begin

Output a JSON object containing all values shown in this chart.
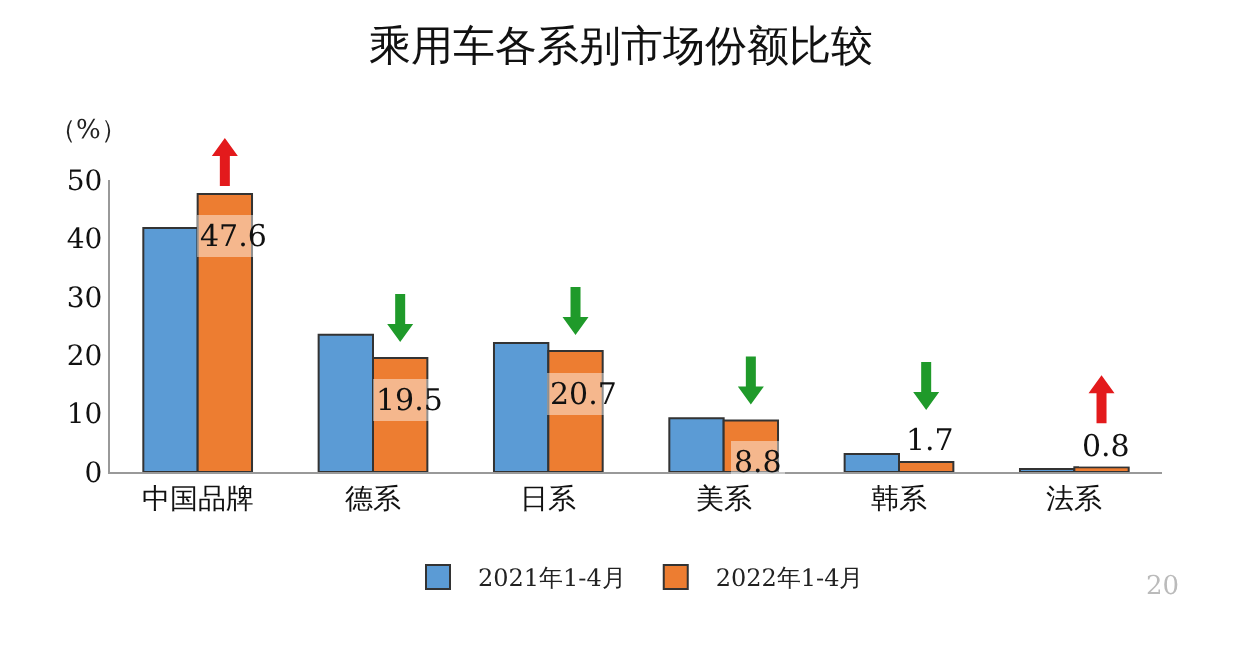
{
  "chart_data": {
    "type": "bar",
    "title": "乘用车各系别市场份额比较",
    "ylabel": "（%）",
    "categories": [
      "中国品牌",
      "德系",
      "日系",
      "美系",
      "韩系",
      "法系"
    ],
    "series": [
      {
        "name": "2021年1-4月",
        "color": "#5b9bd5",
        "values": [
          41.8,
          23.5,
          22.1,
          9.2,
          3.1,
          0.5
        ]
      },
      {
        "name": "2022年1-4月",
        "color": "#ed7d31",
        "values": [
          47.6,
          19.5,
          20.7,
          8.8,
          1.7,
          0.8
        ],
        "value_labels": [
          "47.6",
          "19.5",
          "20.7",
          "8.8",
          "1.7",
          "0.8"
        ]
      }
    ],
    "ylim": [
      0,
      50
    ],
    "yticks": [
      0,
      10,
      20,
      30,
      40,
      50
    ],
    "grid": false,
    "legend": "bottom",
    "annotations": [
      "20"
    ]
  }
}
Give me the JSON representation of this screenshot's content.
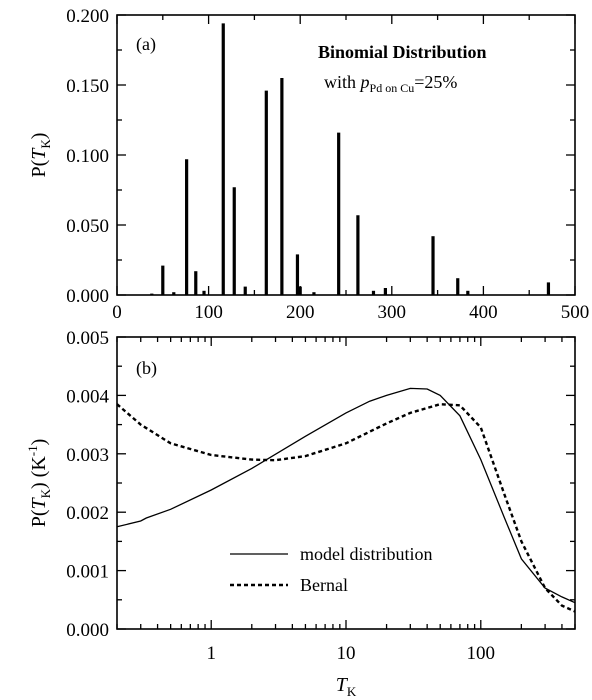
{
  "chart_data": [
    {
      "panel": "(a)",
      "type": "bar",
      "ylabel_main": "P(",
      "ylabel_italic": "T",
      "ylabel_sub": "K",
      "ylabel_close": ")",
      "xlim": [
        0,
        500
      ],
      "ylim": [
        0,
        0.2
      ],
      "xticks": [
        0,
        100,
        200,
        300,
        400,
        500
      ],
      "xtick_labels": [
        "0",
        "100",
        "200",
        "300",
        "400",
        "500"
      ],
      "yticks": [
        0,
        0.05,
        0.1,
        0.15,
        0.2
      ],
      "ytick_labels": [
        "0.000",
        "0.050",
        "0.100",
        "0.150",
        "0.200"
      ],
      "annotation": {
        "title": "Binomial Distribution",
        "with_text": "with ",
        "p_italic": "p",
        "p_sub": "Pd on Cu",
        "p_value": "=25%"
      },
      "bars": [
        {
          "x": 38,
          "y": 0.001
        },
        {
          "x": 50,
          "y": 0.021
        },
        {
          "x": 62,
          "y": 0.002
        },
        {
          "x": 76,
          "y": 0.097
        },
        {
          "x": 86,
          "y": 0.017
        },
        {
          "x": 95,
          "y": 0.003
        },
        {
          "x": 116,
          "y": 0.194
        },
        {
          "x": 128,
          "y": 0.077
        },
        {
          "x": 140,
          "y": 0.006
        },
        {
          "x": 163,
          "y": 0.146
        },
        {
          "x": 180,
          "y": 0.155
        },
        {
          "x": 197,
          "y": 0.029
        },
        {
          "x": 200,
          "y": 0.006
        },
        {
          "x": 215,
          "y": 0.002
        },
        {
          "x": 242,
          "y": 0.116
        },
        {
          "x": 263,
          "y": 0.057
        },
        {
          "x": 280,
          "y": 0.003
        },
        {
          "x": 293,
          "y": 0.005
        },
        {
          "x": 345,
          "y": 0.042
        },
        {
          "x": 372,
          "y": 0.012
        },
        {
          "x": 383,
          "y": 0.003
        },
        {
          "x": 471,
          "y": 0.009
        }
      ]
    },
    {
      "panel": "(b)",
      "type": "line",
      "x_scale": "log",
      "xlabel_italic": "T",
      "xlabel_sub": "K",
      "ylabel_main": "P(",
      "ylabel_italic": "T",
      "ylabel_sub": "K",
      "ylabel_close": ") (K",
      "ylabel_sup": "-1",
      "ylabel_end": ")",
      "xlim": [
        0.2,
        500
      ],
      "ylim": [
        0,
        0.005
      ],
      "xticks": [
        1,
        10,
        100
      ],
      "xtick_labels": [
        "1",
        "10",
        "100"
      ],
      "yticks": [
        0,
        0.001,
        0.002,
        0.003,
        0.004,
        0.005
      ],
      "ytick_labels": [
        "0.000",
        "0.001",
        "0.002",
        "0.003",
        "0.004",
        "0.005"
      ],
      "legend_position": "center",
      "series": [
        {
          "name": "model distribution",
          "style": "solid",
          "x": [
            0.2,
            0.3,
            0.33,
            0.5,
            1,
            2,
            5,
            10,
            15,
            20,
            30,
            40,
            50,
            70,
            100,
            150,
            200,
            300,
            400,
            500
          ],
          "y": [
            0.00175,
            0.00185,
            0.0019,
            0.00205,
            0.00238,
            0.00275,
            0.0033,
            0.0037,
            0.0039,
            0.004,
            0.00412,
            0.00411,
            0.004,
            0.00365,
            0.0029,
            0.0019,
            0.0012,
            0.0007,
            0.00055,
            0.00045
          ]
        },
        {
          "name": "Bernal",
          "style": "dashed",
          "x": [
            0.2,
            0.3,
            0.5,
            1,
            2,
            3,
            5,
            10,
            20,
            30,
            50,
            70,
            100,
            150,
            200,
            300,
            400,
            500
          ],
          "y": [
            0.00385,
            0.0035,
            0.00318,
            0.00298,
            0.0029,
            0.00289,
            0.00296,
            0.00318,
            0.00352,
            0.0037,
            0.00385,
            0.00383,
            0.00345,
            0.0023,
            0.0015,
            0.0007,
            0.0004,
            0.0003
          ]
        }
      ]
    }
  ]
}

end

#### DIRECTIONS FOR THIS TASK:
All of the entries need to be transcribed word for word; pictures are left out.

#### RIGHT ANSWER:
Output a JSON object containing all values shown in this chart.
{
  "chart_data": {
    "type": "bar",
    "title": "乘用车各系别市场份额比较",
    "ylabel": "（%）",
    "categories": [
      "中国品牌",
      "德系",
      "日系",
      "美系",
      "韩系",
      "法系"
    ],
    "series": [
      {
        "name": "2021年1-4月",
        "color": "#5b9bd5",
        "values": [
          41.8,
          23.5,
          22.1,
          9.2,
          3.1,
          0.5
        ]
      },
      {
        "name": "2022年1-4月",
        "color": "#ed7d31",
        "values": [
          47.6,
          19.5,
          20.7,
          8.8,
          1.7,
          0.8
        ],
        "value_labels": [
          "47.6",
          "19.5",
          "20.7",
          "8.8",
          "1.7",
          "0.8"
        ]
      }
    ],
    "ylim": [
      0,
      50
    ],
    "yticks": [
      0,
      10,
      20,
      30,
      40,
      50
    ],
    "grid": false,
    "legend": "bottom",
    "annotations": [
      "20"
    ]
  }
}
Give me the JSON representation of this screenshot's content.
{
  "chart_data": [
    {
      "panel": "(a)",
      "type": "bar",
      "ylabel_main": "P(",
      "ylabel_italic": "T",
      "ylabel_sub": "K",
      "ylabel_close": ")",
      "xlim": [
        0,
        500
      ],
      "ylim": [
        0,
        0.2
      ],
      "xticks": [
        0,
        100,
        200,
        300,
        400,
        500
      ],
      "xtick_labels": [
        "0",
        "100",
        "200",
        "300",
        "400",
        "500"
      ],
      "yticks": [
        0,
        0.05,
        0.1,
        0.15,
        0.2
      ],
      "ytick_labels": [
        "0.000",
        "0.050",
        "0.100",
        "0.150",
        "0.200"
      ],
      "annotation": {
        "title": "Binomial Distribution",
        "with_text": "with ",
        "p_italic": "p",
        "p_sub": "Pd on Cu",
        "p_value": "=25%"
      },
      "bars": [
        {
          "x": 38,
          "y": 0.001
        },
        {
          "x": 50,
          "y": 0.021
        },
        {
          "x": 62,
          "y": 0.002
        },
        {
          "x": 76,
          "y": 0.097
        },
        {
          "x": 86,
          "y": 0.017
        },
        {
          "x": 95,
          "y": 0.003
        },
        {
          "x": 116,
          "y": 0.194
        },
        {
          "x": 128,
          "y": 0.077
        },
        {
          "x": 140,
          "y": 0.006
        },
        {
          "x": 163,
          "y": 0.146
        },
        {
          "x": 180,
          "y": 0.155
        },
        {
          "x": 197,
          "y": 0.029
        },
        {
          "x": 200,
          "y": 0.006
        },
        {
          "x": 215,
          "y": 0.002
        },
        {
          "x": 242,
          "y": 0.116
        },
        {
          "x": 263,
          "y": 0.057
        },
        {
          "x": 280,
          "y": 0.003
        },
        {
          "x": 293,
          "y": 0.005
        },
        {
          "x": 345,
          "y": 0.042
        },
        {
          "x": 372,
          "y": 0.012
        },
        {
          "x": 383,
          "y": 0.003
        },
        {
          "x": 471,
          "y": 0.009
        }
      ]
    },
    {
      "panel": "(b)",
      "type": "line",
      "x_scale": "log",
      "xlabel_italic": "T",
      "xlabel_sub": "K",
      "ylabel_main": "P(",
      "ylabel_italic": "T",
      "ylabel_sub": "K",
      "ylabel_close": ") (K",
      "ylabel_sup": "-1",
      "ylabel_end": ")",
      "xlim": [
        0.2,
        500
      ],
      "ylim": [
        0,
        0.005
      ],
      "xticks": [
        1,
        10,
        100
      ],
      "xtick_labels": [
        "1",
        "10",
        "100"
      ],
      "yticks": [
        0,
        0.001,
        0.002,
        0.003,
        0.004,
        0.005
      ],
      "ytick_labels": [
        "0.000",
        "0.001",
        "0.002",
        "0.003",
        "0.004",
        "0.005"
      ],
      "legend_position": "center",
      "series": [
        {
          "name": "model distribution",
          "style": "solid",
          "x": [
            0.2,
            0.3,
            0.33,
            0.5,
            1,
            2,
            5,
            10,
            15,
            20,
            30,
            40,
            50,
            70,
            100,
            150,
            200,
            300,
            400,
            500
          ],
          "y": [
            0.00175,
            0.00185,
            0.0019,
            0.00205,
            0.00238,
            0.00275,
            0.0033,
            0.0037,
            0.0039,
            0.004,
            0.00412,
            0.00411,
            0.004,
            0.00365,
            0.0029,
            0.0019,
            0.0012,
            0.0007,
            0.00055,
            0.00045
          ]
        },
        {
          "name": "Bernal",
          "style": "dashed",
          "x": [
            0.2,
            0.3,
            0.5,
            1,
            2,
            3,
            5,
            10,
            20,
            30,
            50,
            70,
            100,
            150,
            200,
            300,
            400,
            500
          ],
          "y": [
            0.00385,
            0.0035,
            0.00318,
            0.00298,
            0.0029,
            0.00289,
            0.00296,
            0.00318,
            0.00352,
            0.0037,
            0.00385,
            0.00383,
            0.00345,
            0.0023,
            0.0015,
            0.0007,
            0.0004,
            0.0003
          ]
        }
      ]
    }
  ]
}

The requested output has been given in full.